== THE EXERCISE ==
Show every line in the records below that contains the word "their".

+--

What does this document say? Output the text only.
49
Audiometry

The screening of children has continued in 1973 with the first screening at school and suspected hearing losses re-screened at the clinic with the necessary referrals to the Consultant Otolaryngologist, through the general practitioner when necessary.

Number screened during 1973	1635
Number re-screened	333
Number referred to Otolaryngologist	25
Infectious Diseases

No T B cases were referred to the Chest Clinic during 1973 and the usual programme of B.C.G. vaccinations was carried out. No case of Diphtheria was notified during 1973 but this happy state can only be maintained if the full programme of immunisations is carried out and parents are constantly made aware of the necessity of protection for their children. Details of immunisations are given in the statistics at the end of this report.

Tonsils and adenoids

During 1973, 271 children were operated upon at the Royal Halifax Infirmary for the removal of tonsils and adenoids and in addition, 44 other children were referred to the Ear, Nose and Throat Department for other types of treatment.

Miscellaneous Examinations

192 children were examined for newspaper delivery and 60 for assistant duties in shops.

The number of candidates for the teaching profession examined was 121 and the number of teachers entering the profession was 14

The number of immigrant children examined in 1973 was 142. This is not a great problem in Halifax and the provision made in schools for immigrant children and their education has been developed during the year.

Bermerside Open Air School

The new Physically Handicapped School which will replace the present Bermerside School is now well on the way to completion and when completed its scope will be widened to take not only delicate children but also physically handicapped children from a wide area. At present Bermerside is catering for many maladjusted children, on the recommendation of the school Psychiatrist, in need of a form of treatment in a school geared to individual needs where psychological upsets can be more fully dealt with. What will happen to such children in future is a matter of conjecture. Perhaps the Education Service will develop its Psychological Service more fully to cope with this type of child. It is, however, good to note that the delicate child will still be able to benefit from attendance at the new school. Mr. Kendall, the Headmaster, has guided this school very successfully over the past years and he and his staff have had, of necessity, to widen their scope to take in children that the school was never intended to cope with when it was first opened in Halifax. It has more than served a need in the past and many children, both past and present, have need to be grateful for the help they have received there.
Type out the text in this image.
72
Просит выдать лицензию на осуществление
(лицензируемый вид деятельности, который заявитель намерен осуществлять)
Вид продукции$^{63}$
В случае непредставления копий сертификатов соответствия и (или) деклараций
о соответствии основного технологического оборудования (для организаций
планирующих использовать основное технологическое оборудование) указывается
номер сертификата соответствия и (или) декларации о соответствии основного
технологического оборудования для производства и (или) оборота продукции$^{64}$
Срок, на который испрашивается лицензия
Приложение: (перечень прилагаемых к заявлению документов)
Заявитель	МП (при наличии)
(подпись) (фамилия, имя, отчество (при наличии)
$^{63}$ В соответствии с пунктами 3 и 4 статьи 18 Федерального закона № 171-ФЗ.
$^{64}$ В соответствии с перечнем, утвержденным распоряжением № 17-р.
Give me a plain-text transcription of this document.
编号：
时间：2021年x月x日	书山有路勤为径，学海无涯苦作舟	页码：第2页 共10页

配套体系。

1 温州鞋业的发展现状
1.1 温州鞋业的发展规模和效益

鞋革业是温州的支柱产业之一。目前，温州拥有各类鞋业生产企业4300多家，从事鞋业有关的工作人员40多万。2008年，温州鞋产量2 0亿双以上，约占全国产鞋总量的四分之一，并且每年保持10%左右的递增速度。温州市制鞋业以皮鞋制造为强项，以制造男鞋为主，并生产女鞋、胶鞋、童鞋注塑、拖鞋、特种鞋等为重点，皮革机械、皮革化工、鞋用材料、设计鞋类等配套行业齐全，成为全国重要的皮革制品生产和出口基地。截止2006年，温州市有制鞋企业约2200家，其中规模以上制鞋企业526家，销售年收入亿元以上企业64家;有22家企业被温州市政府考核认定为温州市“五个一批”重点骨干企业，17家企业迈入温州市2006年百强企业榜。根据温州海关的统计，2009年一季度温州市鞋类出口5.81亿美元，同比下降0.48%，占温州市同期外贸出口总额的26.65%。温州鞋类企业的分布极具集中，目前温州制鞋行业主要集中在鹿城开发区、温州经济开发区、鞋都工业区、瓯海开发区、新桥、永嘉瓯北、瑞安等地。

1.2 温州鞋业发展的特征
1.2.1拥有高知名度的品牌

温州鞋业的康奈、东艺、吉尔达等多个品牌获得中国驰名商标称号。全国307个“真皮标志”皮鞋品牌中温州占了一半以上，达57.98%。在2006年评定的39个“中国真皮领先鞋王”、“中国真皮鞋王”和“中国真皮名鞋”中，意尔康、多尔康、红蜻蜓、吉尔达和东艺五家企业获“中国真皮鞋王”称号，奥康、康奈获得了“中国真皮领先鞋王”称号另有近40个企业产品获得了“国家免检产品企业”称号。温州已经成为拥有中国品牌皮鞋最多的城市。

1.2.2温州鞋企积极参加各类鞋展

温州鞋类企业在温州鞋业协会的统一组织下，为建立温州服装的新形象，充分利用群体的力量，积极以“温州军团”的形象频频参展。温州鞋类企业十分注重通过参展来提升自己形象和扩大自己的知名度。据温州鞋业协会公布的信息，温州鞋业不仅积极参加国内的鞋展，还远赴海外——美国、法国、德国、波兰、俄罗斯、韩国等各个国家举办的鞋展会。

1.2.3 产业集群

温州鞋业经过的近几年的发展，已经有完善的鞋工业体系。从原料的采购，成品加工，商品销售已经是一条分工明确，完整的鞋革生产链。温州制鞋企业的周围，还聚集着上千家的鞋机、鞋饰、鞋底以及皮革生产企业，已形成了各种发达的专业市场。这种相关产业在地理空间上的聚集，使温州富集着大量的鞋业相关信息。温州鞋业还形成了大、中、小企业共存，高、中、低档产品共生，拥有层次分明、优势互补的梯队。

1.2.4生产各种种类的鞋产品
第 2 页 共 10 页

+--

== FULL RESPONSE ==
No T B cases were referred to the Chest Clinic during 1973 and the usual programme of B.C.G. vaccinations was carried out. No case of Diphtheria was notified during 1973 but this happy state can only be maintained if the full programme of immunisations is carried out and parents are constantly made aware of the necessity of protection for their children. Details of immunisations are given in the statistics at the end of this report.
The number of immigrant children examined in 1973 was 142. This is not a great problem in Halifax and the provision made in schools for immigrant children and their education has been developed during the year.
The new Physically Handicapped School which will replace the present Bermerside School is now well on the way to completion and when completed its scope will be widened to take not only delicate children but also physically handicapped children from a wide area. At present Bermerside is catering for many maladjusted children, on the recommendation of the school Psychiatrist, in need of a form of treatment in a school geared to individual needs where psychological upsets can be more fully dealt with. What will happen to such children in future is a matter of conjecture. Perhaps the Education Service will develop its Psychological Service more fully to cope with this type of child. It is, however, good to note that the delicate child will still be able to benefit from attendance at the new school. Mr. Kendall, the Headmaster, has guided this school very successfully over the past years and he and his staff have had, of necessity, to widen their scope to take in children that the school was never intended to cope with when it was first opened in Halifax. It has more than served a need in the past and many children, both past and present, have need to be grateful for the help they have received there.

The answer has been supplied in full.